Here are some records; copy every line that holds the word "dwóch".

[begin SUPPLIED ENTRIES]

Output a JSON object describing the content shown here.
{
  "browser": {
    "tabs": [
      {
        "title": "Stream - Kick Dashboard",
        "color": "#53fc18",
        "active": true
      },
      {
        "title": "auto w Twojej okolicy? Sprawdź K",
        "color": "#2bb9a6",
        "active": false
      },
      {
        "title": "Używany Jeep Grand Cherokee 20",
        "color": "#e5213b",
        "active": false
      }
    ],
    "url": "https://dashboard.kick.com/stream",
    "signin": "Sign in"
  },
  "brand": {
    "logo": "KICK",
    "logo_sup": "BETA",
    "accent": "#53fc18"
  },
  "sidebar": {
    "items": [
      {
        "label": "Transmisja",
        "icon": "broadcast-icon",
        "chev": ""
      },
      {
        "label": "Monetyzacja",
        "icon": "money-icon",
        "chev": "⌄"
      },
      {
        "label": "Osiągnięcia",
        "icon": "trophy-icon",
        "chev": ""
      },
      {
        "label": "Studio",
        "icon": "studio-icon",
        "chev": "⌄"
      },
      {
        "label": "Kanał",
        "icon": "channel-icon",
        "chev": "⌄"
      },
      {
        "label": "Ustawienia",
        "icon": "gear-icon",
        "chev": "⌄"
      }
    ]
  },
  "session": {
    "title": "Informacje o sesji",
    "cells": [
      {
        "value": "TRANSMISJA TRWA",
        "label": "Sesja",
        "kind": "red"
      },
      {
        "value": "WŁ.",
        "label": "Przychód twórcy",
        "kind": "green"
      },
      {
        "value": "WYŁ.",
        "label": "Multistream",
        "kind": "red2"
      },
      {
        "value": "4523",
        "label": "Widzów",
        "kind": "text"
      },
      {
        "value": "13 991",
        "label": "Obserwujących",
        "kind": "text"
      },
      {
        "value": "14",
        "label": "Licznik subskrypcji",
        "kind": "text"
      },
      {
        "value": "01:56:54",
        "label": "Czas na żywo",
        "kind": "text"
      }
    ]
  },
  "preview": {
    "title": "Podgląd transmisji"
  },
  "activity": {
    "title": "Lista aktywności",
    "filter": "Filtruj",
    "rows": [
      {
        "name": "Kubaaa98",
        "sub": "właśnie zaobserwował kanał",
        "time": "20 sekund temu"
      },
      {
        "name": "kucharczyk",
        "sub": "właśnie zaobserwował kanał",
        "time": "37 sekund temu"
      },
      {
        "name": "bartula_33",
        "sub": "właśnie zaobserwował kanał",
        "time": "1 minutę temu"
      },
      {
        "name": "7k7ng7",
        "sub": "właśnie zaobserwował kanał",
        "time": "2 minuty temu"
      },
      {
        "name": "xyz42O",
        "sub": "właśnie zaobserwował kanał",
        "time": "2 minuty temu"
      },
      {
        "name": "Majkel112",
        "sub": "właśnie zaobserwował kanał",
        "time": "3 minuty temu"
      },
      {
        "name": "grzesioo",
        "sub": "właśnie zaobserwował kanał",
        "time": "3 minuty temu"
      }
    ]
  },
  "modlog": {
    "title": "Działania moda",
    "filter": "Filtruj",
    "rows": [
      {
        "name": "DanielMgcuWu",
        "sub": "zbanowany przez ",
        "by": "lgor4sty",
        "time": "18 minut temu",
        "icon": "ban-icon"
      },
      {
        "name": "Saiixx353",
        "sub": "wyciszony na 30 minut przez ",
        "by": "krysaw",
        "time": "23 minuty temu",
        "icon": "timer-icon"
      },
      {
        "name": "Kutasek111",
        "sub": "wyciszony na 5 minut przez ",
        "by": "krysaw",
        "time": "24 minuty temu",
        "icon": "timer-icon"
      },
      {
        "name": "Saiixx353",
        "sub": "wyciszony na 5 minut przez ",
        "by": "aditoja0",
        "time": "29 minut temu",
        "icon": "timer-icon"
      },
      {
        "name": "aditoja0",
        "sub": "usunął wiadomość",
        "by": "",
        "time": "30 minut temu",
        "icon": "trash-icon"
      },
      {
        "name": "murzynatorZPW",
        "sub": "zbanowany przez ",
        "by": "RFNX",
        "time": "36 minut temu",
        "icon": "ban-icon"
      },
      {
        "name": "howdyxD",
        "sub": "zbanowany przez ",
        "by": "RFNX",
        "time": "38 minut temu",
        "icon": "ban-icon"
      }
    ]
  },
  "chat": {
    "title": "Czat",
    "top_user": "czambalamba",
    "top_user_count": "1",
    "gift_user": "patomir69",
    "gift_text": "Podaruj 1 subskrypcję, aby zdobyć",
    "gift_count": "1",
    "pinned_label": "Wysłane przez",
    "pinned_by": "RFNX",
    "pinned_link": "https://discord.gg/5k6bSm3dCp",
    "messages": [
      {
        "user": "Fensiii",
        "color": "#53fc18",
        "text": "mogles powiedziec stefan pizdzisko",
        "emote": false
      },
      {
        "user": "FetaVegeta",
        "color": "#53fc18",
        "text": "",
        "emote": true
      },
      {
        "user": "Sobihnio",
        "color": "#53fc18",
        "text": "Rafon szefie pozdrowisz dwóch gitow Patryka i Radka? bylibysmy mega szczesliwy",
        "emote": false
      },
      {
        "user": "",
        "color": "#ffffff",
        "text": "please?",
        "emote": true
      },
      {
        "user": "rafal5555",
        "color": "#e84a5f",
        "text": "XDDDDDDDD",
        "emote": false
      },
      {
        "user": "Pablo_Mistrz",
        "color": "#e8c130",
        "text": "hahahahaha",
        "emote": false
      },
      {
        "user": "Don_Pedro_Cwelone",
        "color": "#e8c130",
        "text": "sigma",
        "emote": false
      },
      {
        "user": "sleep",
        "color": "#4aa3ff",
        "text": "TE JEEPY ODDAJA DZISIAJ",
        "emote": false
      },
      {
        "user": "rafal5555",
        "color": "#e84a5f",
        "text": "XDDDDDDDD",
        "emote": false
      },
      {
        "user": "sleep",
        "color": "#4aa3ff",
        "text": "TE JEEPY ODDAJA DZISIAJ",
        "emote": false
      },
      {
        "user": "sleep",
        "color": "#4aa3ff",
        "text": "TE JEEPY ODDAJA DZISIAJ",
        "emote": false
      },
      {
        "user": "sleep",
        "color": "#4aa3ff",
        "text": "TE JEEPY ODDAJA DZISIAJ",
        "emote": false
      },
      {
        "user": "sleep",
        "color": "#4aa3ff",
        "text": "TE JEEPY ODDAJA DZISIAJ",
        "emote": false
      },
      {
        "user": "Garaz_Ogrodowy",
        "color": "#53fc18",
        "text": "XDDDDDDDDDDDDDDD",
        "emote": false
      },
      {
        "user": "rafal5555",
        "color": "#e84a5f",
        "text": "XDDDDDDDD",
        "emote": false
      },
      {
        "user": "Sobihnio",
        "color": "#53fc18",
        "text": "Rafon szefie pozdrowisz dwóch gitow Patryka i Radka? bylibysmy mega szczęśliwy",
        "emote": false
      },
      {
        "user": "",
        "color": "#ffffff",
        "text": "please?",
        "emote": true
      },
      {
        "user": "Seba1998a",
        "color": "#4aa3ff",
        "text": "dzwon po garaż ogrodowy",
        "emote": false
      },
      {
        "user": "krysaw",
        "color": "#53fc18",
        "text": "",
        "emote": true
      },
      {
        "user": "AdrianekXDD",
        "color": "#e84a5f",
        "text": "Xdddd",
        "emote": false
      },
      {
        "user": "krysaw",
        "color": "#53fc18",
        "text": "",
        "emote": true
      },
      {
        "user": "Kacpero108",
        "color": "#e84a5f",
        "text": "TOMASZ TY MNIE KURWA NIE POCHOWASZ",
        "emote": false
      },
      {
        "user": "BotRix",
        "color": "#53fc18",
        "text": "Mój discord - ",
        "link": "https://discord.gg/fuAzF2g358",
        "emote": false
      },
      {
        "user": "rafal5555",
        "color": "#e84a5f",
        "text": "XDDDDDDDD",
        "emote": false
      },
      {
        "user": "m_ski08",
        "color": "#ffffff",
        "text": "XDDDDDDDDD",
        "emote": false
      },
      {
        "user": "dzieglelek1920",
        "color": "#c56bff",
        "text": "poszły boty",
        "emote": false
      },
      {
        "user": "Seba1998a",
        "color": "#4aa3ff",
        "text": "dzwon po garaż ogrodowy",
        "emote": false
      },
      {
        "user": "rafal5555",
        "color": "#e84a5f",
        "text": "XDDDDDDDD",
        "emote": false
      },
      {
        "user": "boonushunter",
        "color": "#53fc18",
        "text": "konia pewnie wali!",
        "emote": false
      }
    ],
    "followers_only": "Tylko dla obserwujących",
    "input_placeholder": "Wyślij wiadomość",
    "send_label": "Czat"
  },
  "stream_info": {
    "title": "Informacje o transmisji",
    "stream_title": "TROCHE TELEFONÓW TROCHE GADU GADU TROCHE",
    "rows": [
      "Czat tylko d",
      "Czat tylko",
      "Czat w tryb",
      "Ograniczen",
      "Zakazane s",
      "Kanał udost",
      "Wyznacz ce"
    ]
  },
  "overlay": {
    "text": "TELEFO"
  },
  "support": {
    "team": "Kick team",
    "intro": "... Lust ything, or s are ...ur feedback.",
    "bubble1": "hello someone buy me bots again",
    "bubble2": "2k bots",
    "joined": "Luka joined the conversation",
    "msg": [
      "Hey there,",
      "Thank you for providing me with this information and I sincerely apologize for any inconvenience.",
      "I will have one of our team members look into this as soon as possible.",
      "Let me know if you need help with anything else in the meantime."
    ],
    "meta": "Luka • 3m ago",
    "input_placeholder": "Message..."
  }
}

[end SUPPLIED ENTRIES]

*TASK RESPONSE*
        "text": "Rafon szefie pozdrowisz dwóch gitow Patryka i Radka? bylibysmy mega szczesliwy",
        "text": "Rafon szefie pozdrowisz dwóch gitow Patryka i Radka? bylibysmy mega szczęśliwy",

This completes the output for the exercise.